◆ AIM
Copy every line from the material below that holds "yang".

________________

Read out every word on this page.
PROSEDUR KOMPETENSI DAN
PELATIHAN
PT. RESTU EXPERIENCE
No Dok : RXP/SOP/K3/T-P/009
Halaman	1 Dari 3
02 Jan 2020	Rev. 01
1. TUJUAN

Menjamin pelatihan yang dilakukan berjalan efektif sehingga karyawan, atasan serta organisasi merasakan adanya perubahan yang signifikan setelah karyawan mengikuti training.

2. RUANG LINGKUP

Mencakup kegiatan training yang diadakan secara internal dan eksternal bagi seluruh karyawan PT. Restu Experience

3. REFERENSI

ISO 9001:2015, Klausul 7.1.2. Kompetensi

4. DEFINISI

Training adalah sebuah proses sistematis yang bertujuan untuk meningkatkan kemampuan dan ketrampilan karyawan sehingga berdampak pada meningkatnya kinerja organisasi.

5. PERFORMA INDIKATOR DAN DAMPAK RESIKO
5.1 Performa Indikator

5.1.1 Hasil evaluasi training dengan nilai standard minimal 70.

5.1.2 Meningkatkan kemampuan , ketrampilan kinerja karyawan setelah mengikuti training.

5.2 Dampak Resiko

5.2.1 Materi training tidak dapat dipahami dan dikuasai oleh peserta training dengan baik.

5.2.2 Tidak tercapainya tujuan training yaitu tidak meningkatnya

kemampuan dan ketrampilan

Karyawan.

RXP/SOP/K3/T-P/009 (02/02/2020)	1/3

________________

◆ ANSWER TO THIS EXERCISE
Menjamin pelatihan yang dilakukan berjalan efektif sehingga karyawan, atasan serta organisasi merasakan adanya perubahan yang signifikan setelah karyawan mengikuti training.
Mencakup kegiatan training yang diadakan secara internal dan eksternal bagi seluruh karyawan PT. Restu Experience
Training adalah sebuah proses sistematis yang bertujuan untuk meningkatkan kemampuan dan ketrampilan karyawan sehingga berdampak pada meningkatnya kinerja organisasi.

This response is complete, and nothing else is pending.